• What the task asks: Show every line that has the string "kurs" in it.

• Collection entries:
※

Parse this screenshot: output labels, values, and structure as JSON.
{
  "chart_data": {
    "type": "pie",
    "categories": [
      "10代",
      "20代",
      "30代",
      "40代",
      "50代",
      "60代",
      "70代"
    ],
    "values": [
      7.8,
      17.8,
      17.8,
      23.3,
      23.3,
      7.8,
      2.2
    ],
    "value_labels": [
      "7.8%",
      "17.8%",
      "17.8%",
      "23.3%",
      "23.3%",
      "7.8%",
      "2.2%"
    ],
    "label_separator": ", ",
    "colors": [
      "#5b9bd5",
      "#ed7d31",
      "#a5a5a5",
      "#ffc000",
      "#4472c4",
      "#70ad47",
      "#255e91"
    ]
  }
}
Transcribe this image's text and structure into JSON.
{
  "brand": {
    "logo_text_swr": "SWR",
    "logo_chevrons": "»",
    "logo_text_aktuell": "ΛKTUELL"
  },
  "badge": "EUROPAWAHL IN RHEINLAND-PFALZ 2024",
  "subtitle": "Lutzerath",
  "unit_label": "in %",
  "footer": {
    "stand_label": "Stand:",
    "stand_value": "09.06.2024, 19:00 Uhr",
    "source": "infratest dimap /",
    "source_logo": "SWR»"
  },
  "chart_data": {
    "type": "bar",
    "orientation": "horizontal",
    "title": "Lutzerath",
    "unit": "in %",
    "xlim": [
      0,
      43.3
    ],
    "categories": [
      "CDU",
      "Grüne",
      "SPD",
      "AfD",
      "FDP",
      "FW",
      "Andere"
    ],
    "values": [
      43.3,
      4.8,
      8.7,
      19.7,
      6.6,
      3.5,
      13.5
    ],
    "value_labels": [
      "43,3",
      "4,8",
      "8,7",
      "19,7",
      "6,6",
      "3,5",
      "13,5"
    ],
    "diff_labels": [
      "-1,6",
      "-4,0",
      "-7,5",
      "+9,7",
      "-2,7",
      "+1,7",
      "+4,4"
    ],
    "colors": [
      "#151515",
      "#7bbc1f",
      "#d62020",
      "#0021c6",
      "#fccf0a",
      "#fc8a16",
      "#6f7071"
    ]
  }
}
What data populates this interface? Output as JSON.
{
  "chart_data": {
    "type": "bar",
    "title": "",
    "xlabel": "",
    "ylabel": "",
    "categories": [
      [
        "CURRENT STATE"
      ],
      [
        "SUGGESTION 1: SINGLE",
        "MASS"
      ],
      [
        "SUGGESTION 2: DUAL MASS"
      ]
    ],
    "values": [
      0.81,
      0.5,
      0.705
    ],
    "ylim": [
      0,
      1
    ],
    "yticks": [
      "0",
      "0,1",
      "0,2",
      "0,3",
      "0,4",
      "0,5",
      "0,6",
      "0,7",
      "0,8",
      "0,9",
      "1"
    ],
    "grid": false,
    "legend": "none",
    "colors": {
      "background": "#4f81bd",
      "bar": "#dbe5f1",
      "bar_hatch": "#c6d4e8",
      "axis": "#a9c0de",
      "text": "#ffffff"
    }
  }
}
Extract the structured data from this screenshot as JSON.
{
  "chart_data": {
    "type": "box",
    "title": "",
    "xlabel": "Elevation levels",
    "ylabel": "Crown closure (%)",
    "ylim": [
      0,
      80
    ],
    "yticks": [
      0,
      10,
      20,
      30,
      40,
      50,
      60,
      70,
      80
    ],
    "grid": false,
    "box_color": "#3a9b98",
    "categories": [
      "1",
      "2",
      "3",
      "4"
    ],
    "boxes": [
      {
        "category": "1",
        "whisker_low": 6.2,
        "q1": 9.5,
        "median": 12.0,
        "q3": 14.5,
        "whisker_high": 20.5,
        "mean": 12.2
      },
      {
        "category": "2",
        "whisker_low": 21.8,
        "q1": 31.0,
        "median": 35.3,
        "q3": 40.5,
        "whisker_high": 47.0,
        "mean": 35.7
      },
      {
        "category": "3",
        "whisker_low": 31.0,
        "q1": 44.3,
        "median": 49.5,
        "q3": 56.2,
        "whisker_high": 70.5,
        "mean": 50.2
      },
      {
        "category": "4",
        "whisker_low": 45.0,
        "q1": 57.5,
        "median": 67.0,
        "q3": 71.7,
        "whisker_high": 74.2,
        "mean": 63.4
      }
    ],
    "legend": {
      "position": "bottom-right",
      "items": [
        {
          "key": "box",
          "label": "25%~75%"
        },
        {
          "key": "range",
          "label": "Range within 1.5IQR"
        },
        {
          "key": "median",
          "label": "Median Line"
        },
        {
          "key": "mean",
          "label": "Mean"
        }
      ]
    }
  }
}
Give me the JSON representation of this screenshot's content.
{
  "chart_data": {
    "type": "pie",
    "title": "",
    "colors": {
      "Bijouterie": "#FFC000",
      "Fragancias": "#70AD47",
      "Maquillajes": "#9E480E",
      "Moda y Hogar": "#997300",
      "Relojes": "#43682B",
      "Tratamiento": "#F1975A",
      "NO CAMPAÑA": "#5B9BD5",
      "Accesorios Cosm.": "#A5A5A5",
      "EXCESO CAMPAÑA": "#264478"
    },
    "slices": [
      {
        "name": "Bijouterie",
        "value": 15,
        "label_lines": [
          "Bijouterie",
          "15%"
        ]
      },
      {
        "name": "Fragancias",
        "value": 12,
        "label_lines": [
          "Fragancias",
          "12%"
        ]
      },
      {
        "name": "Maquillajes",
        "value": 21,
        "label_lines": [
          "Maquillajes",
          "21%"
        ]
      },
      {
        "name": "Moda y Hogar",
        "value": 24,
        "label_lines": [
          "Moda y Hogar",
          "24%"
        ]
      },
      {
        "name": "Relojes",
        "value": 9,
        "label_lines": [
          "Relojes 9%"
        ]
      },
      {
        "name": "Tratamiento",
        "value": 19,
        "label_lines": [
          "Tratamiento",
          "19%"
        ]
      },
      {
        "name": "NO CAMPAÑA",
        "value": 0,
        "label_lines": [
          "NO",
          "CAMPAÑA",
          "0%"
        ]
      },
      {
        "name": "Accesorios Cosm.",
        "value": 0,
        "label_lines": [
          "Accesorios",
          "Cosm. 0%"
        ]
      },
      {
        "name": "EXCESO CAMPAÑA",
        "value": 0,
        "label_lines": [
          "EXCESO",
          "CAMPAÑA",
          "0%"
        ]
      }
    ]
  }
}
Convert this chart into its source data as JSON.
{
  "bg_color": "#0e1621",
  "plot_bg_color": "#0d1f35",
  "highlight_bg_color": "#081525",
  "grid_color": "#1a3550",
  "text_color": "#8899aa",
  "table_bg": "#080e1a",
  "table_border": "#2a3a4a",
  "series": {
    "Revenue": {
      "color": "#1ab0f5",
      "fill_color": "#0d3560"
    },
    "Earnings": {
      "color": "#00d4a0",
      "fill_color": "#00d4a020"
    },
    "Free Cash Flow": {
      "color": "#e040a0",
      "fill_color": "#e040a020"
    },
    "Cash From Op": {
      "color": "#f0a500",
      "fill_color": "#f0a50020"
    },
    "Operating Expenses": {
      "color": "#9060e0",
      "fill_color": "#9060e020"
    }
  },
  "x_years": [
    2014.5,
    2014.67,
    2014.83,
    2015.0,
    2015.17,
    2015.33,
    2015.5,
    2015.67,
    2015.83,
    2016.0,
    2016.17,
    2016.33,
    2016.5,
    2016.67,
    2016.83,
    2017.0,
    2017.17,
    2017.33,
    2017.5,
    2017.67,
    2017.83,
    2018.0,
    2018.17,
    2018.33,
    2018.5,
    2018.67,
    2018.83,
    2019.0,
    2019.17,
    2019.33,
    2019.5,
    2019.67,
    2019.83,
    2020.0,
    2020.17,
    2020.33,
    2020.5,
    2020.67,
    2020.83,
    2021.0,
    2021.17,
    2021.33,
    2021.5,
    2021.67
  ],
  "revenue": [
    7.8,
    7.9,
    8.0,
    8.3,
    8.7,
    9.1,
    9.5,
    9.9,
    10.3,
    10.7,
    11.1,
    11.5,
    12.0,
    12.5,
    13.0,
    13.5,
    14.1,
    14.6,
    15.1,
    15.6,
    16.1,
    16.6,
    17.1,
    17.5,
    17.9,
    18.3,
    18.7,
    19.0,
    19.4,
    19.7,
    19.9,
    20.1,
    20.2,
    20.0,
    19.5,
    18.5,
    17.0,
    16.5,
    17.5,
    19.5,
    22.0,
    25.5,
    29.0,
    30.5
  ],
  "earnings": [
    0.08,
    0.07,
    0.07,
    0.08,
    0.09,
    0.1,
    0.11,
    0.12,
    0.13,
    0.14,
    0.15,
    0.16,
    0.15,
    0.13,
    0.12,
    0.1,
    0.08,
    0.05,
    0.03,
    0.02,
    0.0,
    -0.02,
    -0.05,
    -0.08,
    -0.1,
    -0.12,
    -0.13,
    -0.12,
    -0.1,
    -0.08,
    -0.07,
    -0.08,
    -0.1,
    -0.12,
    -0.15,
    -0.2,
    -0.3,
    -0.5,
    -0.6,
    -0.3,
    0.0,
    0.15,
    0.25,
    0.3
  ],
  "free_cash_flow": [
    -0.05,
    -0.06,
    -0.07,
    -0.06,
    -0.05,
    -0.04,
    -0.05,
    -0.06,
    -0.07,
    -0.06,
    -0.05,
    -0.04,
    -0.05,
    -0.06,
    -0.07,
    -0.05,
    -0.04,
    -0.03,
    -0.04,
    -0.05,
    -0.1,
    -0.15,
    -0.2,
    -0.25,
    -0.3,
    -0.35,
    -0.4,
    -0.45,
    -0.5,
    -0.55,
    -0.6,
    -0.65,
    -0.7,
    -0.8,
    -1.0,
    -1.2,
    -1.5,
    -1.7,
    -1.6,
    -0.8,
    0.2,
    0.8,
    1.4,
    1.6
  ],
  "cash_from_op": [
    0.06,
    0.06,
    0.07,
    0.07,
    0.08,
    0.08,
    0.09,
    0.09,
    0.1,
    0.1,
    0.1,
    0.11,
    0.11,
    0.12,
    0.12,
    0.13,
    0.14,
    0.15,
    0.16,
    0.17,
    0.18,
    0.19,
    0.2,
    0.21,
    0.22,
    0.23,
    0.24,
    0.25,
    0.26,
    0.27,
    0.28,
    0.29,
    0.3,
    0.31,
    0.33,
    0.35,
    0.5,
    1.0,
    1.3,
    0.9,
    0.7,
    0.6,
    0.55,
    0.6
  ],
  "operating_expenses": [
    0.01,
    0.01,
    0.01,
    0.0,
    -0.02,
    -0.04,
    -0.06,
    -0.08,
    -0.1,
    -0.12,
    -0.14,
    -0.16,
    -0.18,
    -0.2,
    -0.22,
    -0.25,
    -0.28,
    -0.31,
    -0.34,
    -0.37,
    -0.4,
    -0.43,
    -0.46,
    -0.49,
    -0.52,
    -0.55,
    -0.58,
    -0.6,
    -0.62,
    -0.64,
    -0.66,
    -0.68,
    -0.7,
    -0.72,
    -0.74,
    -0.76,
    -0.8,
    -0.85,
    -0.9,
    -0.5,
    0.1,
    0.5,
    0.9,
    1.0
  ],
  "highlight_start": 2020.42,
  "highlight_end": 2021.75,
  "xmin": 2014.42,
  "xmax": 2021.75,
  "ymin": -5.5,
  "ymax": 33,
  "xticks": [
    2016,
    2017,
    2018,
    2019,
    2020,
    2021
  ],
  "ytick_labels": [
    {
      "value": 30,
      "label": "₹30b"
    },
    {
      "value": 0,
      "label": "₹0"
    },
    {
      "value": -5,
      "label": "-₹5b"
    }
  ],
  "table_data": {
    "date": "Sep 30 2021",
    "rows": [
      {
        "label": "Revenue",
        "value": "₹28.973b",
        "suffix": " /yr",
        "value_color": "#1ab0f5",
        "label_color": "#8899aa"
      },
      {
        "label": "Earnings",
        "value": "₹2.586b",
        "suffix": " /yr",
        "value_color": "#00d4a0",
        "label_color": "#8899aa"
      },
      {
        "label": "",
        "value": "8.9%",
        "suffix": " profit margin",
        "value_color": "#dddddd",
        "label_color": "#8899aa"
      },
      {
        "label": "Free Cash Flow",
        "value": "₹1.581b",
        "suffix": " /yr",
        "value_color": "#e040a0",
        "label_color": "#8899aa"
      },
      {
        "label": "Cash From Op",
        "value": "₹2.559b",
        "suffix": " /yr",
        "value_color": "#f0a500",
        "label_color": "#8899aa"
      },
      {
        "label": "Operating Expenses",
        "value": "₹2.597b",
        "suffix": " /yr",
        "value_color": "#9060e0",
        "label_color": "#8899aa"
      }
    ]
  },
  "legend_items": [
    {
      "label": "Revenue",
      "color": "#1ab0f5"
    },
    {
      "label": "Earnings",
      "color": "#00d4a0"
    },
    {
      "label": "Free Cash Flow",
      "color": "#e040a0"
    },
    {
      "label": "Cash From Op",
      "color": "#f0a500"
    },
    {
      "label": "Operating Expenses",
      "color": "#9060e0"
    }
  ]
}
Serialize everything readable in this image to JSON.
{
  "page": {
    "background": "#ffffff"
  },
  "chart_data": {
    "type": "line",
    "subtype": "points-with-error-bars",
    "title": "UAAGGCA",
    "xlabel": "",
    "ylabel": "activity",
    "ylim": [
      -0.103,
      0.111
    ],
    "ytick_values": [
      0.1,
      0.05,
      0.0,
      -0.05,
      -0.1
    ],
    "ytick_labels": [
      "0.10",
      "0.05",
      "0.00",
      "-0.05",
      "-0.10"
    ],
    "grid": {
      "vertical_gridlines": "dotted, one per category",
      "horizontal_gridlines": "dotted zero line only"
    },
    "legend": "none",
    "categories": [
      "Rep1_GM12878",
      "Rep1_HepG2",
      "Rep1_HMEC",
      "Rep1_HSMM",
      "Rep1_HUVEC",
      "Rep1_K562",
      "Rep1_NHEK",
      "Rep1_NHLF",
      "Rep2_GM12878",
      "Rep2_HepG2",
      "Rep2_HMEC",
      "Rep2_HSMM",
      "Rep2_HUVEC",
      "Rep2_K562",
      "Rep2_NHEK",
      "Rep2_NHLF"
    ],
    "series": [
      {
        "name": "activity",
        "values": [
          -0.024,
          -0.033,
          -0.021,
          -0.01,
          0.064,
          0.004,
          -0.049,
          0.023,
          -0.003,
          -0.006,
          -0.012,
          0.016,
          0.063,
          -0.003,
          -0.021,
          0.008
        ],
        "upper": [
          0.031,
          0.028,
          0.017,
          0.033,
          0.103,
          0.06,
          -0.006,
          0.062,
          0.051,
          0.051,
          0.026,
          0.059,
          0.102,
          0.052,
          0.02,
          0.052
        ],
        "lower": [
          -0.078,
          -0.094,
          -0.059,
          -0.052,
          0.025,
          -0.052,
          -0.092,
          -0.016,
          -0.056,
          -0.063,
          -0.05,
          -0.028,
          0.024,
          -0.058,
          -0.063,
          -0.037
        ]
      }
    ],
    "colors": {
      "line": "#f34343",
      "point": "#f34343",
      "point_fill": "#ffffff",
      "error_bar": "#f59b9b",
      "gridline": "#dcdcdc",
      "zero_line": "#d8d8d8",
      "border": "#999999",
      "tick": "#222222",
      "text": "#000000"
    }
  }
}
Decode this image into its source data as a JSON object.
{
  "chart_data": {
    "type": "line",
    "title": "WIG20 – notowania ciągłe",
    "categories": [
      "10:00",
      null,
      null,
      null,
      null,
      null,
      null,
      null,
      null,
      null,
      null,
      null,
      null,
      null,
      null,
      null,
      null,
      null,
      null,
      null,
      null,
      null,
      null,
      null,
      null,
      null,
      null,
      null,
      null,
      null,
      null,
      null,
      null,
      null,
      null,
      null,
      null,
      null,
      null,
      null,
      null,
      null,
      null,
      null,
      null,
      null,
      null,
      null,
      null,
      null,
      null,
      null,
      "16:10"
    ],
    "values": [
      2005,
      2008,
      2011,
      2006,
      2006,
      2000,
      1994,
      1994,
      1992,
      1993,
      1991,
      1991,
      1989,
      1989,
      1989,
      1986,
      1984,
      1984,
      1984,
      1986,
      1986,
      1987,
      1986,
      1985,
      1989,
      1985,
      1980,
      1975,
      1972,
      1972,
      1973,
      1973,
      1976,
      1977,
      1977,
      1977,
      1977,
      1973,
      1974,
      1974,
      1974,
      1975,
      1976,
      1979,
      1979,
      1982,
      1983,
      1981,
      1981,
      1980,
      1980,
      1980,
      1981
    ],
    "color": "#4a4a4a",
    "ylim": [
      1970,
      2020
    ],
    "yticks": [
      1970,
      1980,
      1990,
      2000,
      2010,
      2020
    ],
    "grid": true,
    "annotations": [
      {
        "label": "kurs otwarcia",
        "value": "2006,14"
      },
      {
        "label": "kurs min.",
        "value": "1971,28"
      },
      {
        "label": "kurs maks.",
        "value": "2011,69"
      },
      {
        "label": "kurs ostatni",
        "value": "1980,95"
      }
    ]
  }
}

※

• Solution for this problem:
        "label": "kurs otwarcia",
        "label": "kurs min.",
        "label": "kurs maks.",
        "label": "kurs ostatni",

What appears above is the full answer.